Collected data entries:
▼
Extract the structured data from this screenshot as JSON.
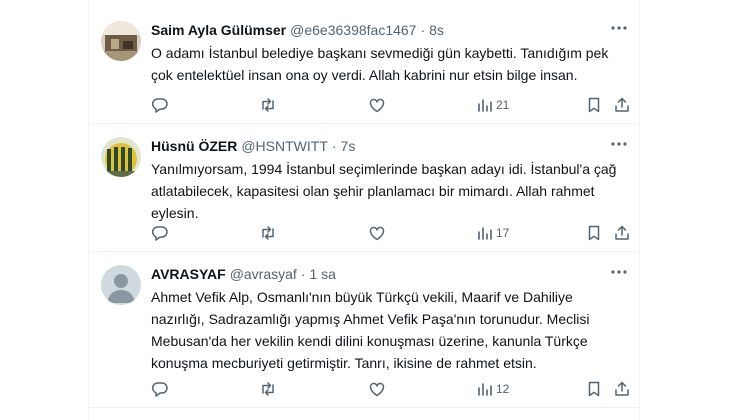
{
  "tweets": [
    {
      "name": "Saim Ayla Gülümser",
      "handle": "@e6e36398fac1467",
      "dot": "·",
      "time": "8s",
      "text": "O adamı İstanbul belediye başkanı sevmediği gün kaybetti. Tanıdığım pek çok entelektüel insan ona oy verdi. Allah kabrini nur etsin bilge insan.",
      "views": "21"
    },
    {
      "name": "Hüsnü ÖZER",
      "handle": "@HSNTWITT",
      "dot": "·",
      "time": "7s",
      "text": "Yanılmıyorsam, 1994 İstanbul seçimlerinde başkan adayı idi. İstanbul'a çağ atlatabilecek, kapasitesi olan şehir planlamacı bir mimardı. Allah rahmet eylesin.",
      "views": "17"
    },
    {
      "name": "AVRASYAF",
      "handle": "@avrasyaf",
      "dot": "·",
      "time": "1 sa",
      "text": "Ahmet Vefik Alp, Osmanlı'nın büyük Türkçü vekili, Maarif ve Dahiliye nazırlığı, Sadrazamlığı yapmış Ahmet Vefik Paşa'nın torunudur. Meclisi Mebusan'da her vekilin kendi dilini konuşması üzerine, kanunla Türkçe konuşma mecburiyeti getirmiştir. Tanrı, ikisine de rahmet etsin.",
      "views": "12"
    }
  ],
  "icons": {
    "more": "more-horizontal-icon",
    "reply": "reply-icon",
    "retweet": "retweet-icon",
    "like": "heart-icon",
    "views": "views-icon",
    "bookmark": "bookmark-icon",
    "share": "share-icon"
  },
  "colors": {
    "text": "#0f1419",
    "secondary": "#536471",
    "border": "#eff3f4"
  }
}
▲
Task objective - Ignore the images and quote every line of the listing exactly.

Solution to this exercise -
Extract the structured data from this screenshot as JSON.
{
  "tweets": [
    {
      "name": "Saim Ayla Gülümser",
      "handle": "@e6e36398fac1467",
      "dot": "·",
      "time": "8s",
      "text": "O adamı İstanbul belediye başkanı sevmediği gün kaybetti. Tanıdığım pek çok entelektüel insan ona oy verdi. Allah kabrini nur etsin bilge insan.",
      "views": "21"
    },
    {
      "name": "Hüsnü ÖZER",
      "handle": "@HSNTWITT",
      "dot": "·",
      "time": "7s",
      "text": "Yanılmıyorsam, 1994 İstanbul seçimlerinde başkan adayı idi. İstanbul'a çağ atlatabilecek, kapasitesi olan şehir planlamacı bir mimardı. Allah rahmet eylesin.",
      "views": "17"
    },
    {
      "name": "AVRASYAF",
      "handle": "@avrasyaf",
      "dot": "·",
      "time": "1 sa",
      "text": "Ahmet Vefik Alp, Osmanlı'nın büyük Türkçü vekili, Maarif ve Dahiliye nazırlığı, Sadrazamlığı yapmış Ahmet Vefik Paşa'nın torunudur. Meclisi Mebusan'da her vekilin kendi dilini konuşması üzerine, kanunla Türkçe konuşma mecburiyeti getirmiştir. Tanrı, ikisine de rahmet etsin.",
      "views": "12"
    }
  ],
  "icons": {
    "more": "more-horizontal-icon",
    "reply": "reply-icon",
    "retweet": "retweet-icon",
    "like": "heart-icon",
    "views": "views-icon",
    "bookmark": "bookmark-icon",
    "share": "share-icon"
  },
  "colors": {
    "text": "#0f1419",
    "secondary": "#536471",
    "border": "#eff3f4"
  }
}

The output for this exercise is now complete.